原文:
+ + + + +

中国といえば、つい先日のCOP15では新興国の利益代表として、温暖化ガス排出削減策を大幅に後退させた張本人でもある。その国で省エネ・環境関連の市場がそんなに急成長するものなのか。

もっともな疑問ではあるが、これはあまりに表層的な中国理解だ。かの国の人たちは、物事を30年ぐらいのスパンで考えるのが基本。環境問題についても当然、それぐらいのロングスパンで先読みをしている。

今回の国際会議では過酷な枠をはめることは拒んだ。それはそれで当然のロジックが働いている。いま、最低でも8%程度の経済成長を遂げないと、治安が一気に悪化する国内事情が前提なのだから、成長にブレーキをかけることはできない。

とはいえ環境悪化が深刻化していることも同時に理解しており、そのための対策が喫緊の課題であることもわかっている。だから環境関連マーケットは確実に存在するし、今後急成長することもほぼ確定した未来なのだ。

こうした中国のしたたかともいえる二面性を理解しておかないことには、かの国とビジネスを進めることは難しいだろう。

+ + + + +

与えられた情報:

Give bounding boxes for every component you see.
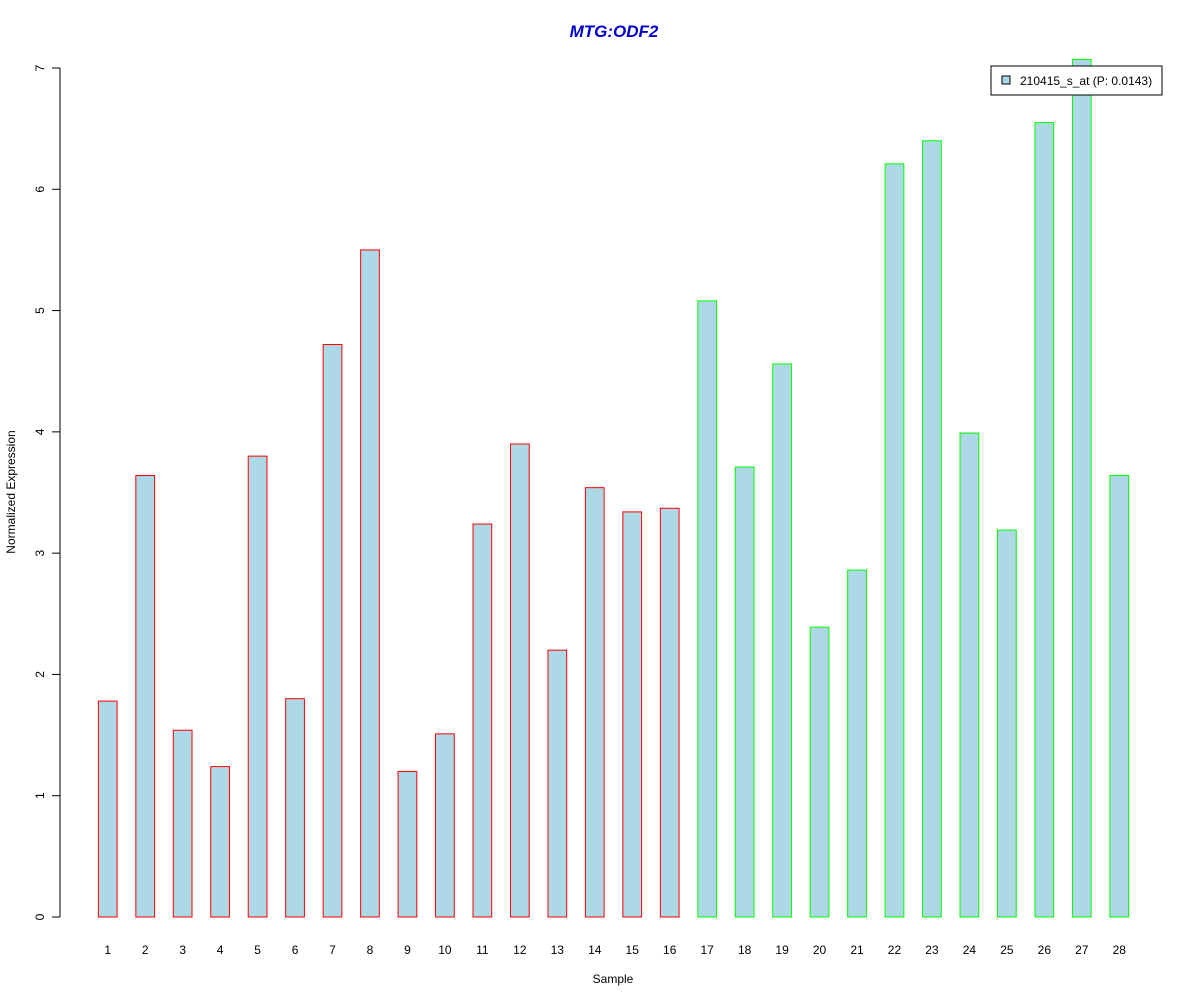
x-tick-label: 4 — [217, 943, 224, 957]
x-tick-label: 27 — [1075, 943, 1089, 957]
x-tick-label: 13 — [551, 943, 565, 957]
x-tick-label: 26 — [1038, 943, 1052, 957]
bar — [734, 466, 755, 918]
bar — [1034, 122, 1055, 918]
bar — [1071, 59, 1092, 918]
x-tick-label: 6 — [292, 943, 299, 957]
bar — [622, 511, 643, 918]
x-tick-label: 21 — [850, 943, 864, 957]
x-tick-label: 17 — [700, 943, 714, 957]
y-tick-label: 1 — [33, 792, 47, 799]
x-tick-label: 9 — [404, 943, 411, 957]
legend-label: 210415_s_at (P: 0.0143) — [1020, 74, 1152, 88]
x-tick-label: 3 — [179, 943, 186, 957]
x-tick-label: 22 — [888, 943, 902, 957]
legend-box — [990, 65, 1163, 96]
x-tick-label: 16 — [663, 943, 677, 957]
bar — [435, 733, 455, 918]
bar — [922, 140, 942, 918]
x-tick-label: 18 — [738, 943, 752, 957]
bar — [509, 443, 530, 918]
bar — [884, 163, 905, 918]
x-tick-label: 10 — [438, 943, 452, 957]
bar — [659, 507, 680, 918]
x-tick-label: 1 — [104, 943, 111, 957]
bar — [772, 363, 792, 918]
bar — [809, 626, 830, 918]
y-tick-label: 3 — [33, 549, 47, 556]
bar — [285, 698, 305, 918]
x-tick-label: 7 — [329, 943, 336, 957]
y-tick-label: 6 — [33, 186, 47, 193]
y-tick-label: 4 — [33, 428, 47, 435]
bar — [847, 569, 867, 918]
x-tick-label: 24 — [963, 943, 977, 957]
y-axis: 0 1 2 3 4 5 6 7 — [33, 64, 61, 920]
bar — [584, 487, 605, 918]
bar — [697, 300, 718, 918]
bar — [135, 475, 156, 918]
y-tick-label: 2 — [33, 671, 47, 678]
bar — [397, 770, 418, 918]
x-tick-label: 14 — [588, 943, 602, 957]
x-axis-label: Sample — [593, 972, 634, 986]
x-tick-label: 25 — [1000, 943, 1014, 957]
bar — [959, 432, 980, 918]
bar — [997, 529, 1017, 918]
x-tick-label: 15 — [626, 943, 640, 957]
x-tick-label: 20 — [813, 943, 827, 957]
y-tick-label: 5 — [33, 307, 47, 314]
bar — [360, 249, 380, 918]
bar — [1109, 475, 1130, 918]
bar — [322, 344, 343, 918]
legend: 210415_s_at (P: 0.0143) — [990, 65, 1163, 96]
x-tick-label: 5 — [254, 943, 261, 957]
x-tick-label: 28 — [1113, 943, 1127, 957]
bar — [247, 455, 268, 918]
x-tick-label: 19 — [775, 943, 789, 957]
y-tick-label: 0 — [33, 913, 47, 920]
x-tick-labels: 1 2 3 4 5 6 7 8 9 10 11 12 13 14 15 16 17 18 19 20 21 22 23 24 2… — [104, 943, 1126, 957]
x-tick-label: 12 — [513, 943, 527, 957]
bar — [547, 649, 568, 918]
bar — [210, 766, 230, 918]
legend-swatch — [1001, 75, 1011, 85]
y-axis-label: Normalized Expression — [4, 430, 18, 553]
bar — [472, 523, 493, 918]
x-tick-label: 11 — [476, 943, 489, 957]
x-tick-label: 23 — [925, 943, 939, 957]
bar — [172, 729, 193, 918]
x-tick-label: 2 — [142, 943, 149, 957]
chart-title: MTG:ODF2 — [570, 22, 659, 41]
bars — [97, 59, 1130, 918]
y-tick-label: 7 — [33, 64, 47, 71]
bar — [97, 700, 118, 918]
x-tick-label: 8 — [367, 943, 374, 957]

+ + + + +

設定課題 1:
中国の環境市場を論じた原文では、中国が今回の国際会議で過酷な枠をはめることを拒んだ理由は何とされているか。1〜3文で説明せよ。
設定課題 2:
中国の環境市場を論じた原文を、最後の文の後から書き進めよ。
データは原文とは別の資料だ。

課題の結果 1:
最低でも8%程度の経済成長を遂げないと治安が一気に悪化するという国内事情があるためだ。そのため、成長にブレーキをかけることはできない。

課題の結果 2:
おそらく今中国が待っているのは、環境関連技術の劇的な進化だ。それは固定電話が普及する前に携帯電話に移行したように、あるいは電話線でのネット接続を経ずに一気に光ファイバーが普及したように、さらには電気自動車の普及率でいきなり世界トップをめざすように。

環境技術が飛躍的に進歩し、すなわちコストも大幅に下がった段階を待ち、満を持して導入する。今はまだ、コストがこなれていないと見て一歩引いて待つ。これが中国の環境に関する国家戦略ではないのだろうか。

それでもの12兆円市場であり、今後4年で3倍に成長すると見込まれている。この国が一気呵成に環境問題に真剣に取り組み始めたとき、どうなるのか。環境関連メーカーは、そこを読んだ展開を考えておけばどうだろう。

中国のような30年単位思考は無理だとしても、10年ぐらいのスパンで先を読んだとき、中国の環境マーケットは巨大有望市場となるはずだ。